WHAT IS NEEDED
Give back the records below exactly, every one, with no pictures.

● ● ● ● ●

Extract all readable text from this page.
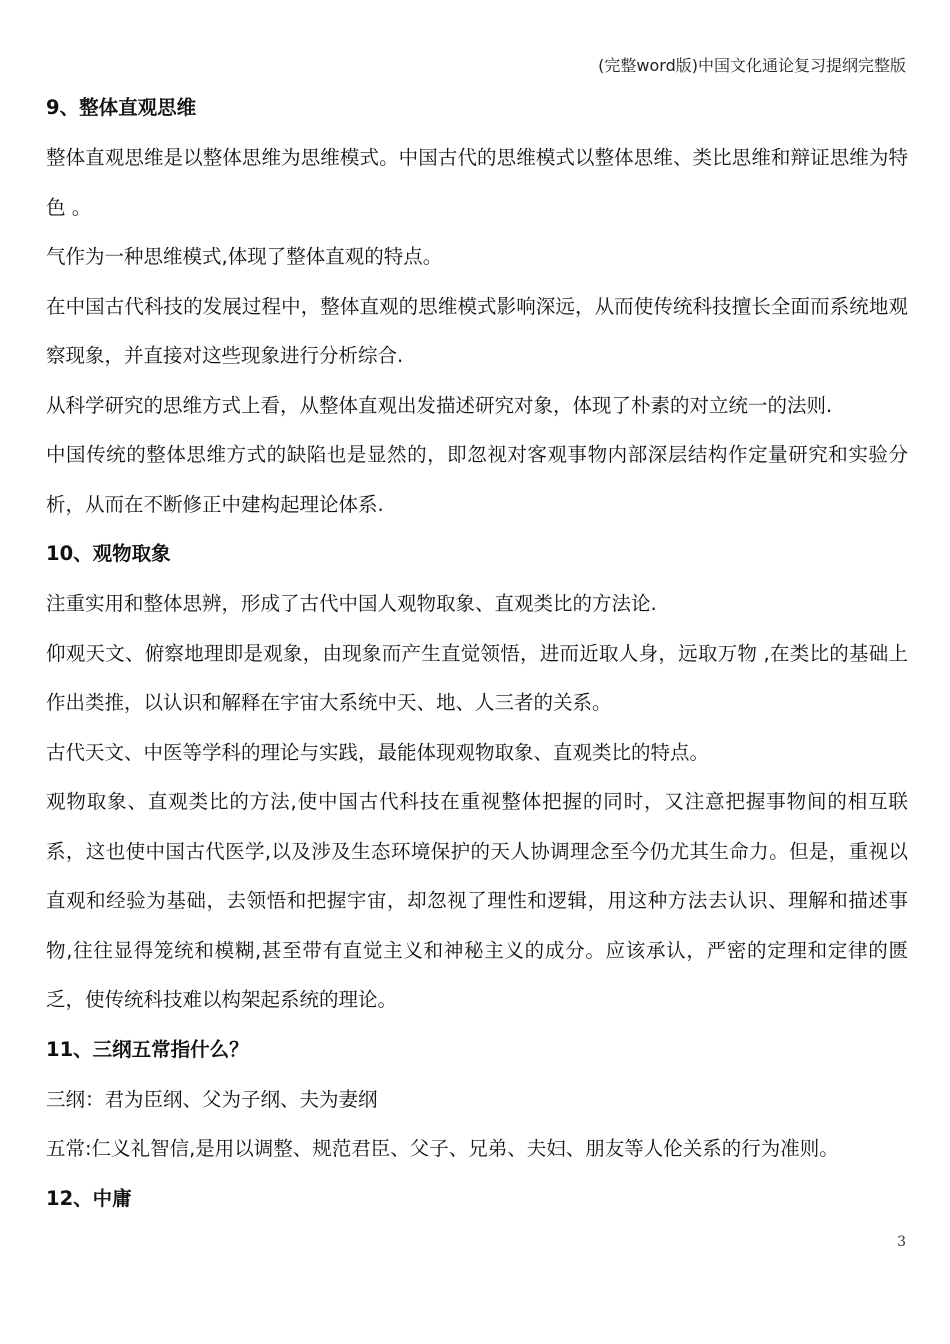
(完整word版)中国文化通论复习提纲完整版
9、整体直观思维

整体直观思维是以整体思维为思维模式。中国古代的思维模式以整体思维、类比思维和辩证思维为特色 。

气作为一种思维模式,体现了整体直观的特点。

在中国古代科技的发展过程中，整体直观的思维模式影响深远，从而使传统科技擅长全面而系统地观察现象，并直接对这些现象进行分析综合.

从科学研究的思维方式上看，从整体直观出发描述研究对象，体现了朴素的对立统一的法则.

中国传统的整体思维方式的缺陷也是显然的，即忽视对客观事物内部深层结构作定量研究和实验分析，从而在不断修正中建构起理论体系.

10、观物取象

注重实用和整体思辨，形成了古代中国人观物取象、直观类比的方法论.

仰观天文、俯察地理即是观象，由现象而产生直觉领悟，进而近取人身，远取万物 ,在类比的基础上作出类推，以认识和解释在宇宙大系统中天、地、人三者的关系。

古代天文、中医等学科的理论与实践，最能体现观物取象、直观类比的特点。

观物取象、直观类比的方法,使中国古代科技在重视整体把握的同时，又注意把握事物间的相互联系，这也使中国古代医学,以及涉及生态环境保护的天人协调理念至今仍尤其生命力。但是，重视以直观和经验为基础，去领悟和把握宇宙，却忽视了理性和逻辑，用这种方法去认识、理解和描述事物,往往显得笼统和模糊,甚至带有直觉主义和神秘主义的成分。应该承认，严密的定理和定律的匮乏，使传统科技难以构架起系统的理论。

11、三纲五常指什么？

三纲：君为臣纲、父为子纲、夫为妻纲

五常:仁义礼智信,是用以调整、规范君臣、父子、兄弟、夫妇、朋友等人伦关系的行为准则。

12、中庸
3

● ● ● ● ●

WRITTEN SOLUTION
Extract all readable text from this page.
(完整word版)中国文化通论复习提纲完整版
9、整体直观思维

整体直观思维是以整体思维为思维模式。中国古代的思维模式以整体思维、类比思维和辩证思维为特色 。

气作为一种思维模式,体现了整体直观的特点。

在中国古代科技的发展过程中，整体直观的思维模式影响深远，从而使传统科技擅长全面而系统地观察现象，并直接对这些现象进行分析综合.

从科学研究的思维方式上看，从整体直观出发描述研究对象，体现了朴素的对立统一的法则.

中国传统的整体思维方式的缺陷也是显然的，即忽视对客观事物内部深层结构作定量研究和实验分析，从而在不断修正中建构起理论体系.

10、观物取象

注重实用和整体思辨，形成了古代中国人观物取象、直观类比的方法论.

仰观天文、俯察地理即是观象，由现象而产生直觉领悟，进而近取人身，远取万物 ,在类比的基础上作出类推，以认识和解释在宇宙大系统中天、地、人三者的关系。

古代天文、中医等学科的理论与实践，最能体现观物取象、直观类比的特点。

观物取象、直观类比的方法,使中国古代科技在重视整体把握的同时，又注意把握事物间的相互联系，这也使中国古代医学,以及涉及生态环境保护的天人协调理念至今仍尤其生命力。但是，重视以直观和经验为基础，去领悟和把握宇宙，却忽视了理性和逻辑，用这种方法去认识、理解和描述事物,往往显得笼统和模糊,甚至带有直觉主义和神秘主义的成分。应该承认，严密的定理和定律的匮乏，使传统科技难以构架起系统的理论。

11、三纲五常指什么？

三纲：君为臣纲、父为子纲、夫为妻纲

五常:仁义礼智信,是用以调整、规范君臣、父子、兄弟、夫妇、朋友等人伦关系的行为准则。

12、中庸
3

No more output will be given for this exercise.